- [Stated goal] Copy each line where the word "آمونیاک" occurs.

[Saved entries]
══════════════════════════════
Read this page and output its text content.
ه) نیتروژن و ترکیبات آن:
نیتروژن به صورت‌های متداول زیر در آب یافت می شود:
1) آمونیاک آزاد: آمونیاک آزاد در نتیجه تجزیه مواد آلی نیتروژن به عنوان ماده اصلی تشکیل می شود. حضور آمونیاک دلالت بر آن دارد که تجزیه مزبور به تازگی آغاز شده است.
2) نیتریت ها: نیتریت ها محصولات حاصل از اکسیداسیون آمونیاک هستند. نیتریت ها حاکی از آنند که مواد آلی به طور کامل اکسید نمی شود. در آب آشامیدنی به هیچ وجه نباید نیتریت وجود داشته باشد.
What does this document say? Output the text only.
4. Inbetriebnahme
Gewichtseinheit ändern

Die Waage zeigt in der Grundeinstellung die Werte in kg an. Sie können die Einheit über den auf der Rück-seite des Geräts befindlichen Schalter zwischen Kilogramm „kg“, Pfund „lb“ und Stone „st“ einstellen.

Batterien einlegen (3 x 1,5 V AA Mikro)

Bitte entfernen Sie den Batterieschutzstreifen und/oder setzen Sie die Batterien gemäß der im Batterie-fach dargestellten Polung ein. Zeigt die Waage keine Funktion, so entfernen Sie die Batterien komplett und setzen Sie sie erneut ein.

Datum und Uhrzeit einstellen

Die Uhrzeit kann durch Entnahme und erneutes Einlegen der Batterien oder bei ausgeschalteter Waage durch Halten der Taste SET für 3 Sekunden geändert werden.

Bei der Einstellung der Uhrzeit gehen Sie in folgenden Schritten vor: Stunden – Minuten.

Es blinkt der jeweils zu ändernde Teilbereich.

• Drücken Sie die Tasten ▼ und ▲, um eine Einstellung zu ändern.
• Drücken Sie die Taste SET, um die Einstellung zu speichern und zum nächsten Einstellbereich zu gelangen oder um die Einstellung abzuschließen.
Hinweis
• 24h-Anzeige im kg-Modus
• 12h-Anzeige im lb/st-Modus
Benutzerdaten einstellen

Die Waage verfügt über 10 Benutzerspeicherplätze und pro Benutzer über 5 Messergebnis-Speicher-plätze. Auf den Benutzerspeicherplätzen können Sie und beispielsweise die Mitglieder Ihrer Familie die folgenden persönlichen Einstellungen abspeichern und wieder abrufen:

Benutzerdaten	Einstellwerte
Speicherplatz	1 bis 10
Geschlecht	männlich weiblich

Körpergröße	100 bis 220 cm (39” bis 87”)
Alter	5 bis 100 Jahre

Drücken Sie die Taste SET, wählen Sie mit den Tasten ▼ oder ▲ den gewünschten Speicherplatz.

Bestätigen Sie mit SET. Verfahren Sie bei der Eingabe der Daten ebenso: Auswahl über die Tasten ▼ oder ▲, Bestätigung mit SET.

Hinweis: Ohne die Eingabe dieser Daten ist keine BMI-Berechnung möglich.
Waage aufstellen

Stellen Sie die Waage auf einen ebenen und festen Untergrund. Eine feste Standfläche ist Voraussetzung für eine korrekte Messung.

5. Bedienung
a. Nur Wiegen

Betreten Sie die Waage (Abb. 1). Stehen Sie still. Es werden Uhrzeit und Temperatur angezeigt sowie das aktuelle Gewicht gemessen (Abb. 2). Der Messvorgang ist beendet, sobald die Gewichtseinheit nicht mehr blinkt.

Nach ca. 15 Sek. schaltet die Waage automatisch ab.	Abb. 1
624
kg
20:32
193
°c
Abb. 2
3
══════════════════════════════
- [Answer below]
1) آمونیاک آزاد: آمونیاک آزاد در نتیجه تجزیه مواد آلی نیتروژن به عنوان ماده اصلی تشکیل می شود. حضور آمونیاک دلالت بر آن دارد که تجزیه مزبور به تازگی آغاز شده است.
2) نیتریت ها: نیتریت ها محصولات حاصل از اکسیداسیون آمونیاک هستند. نیتریت ها حاکی از آنند که مواد آلی به طور کامل اکسید نمی شود. در آب آشامیدنی به هیچ وجه نباید نیتریت وجود داشته باشد.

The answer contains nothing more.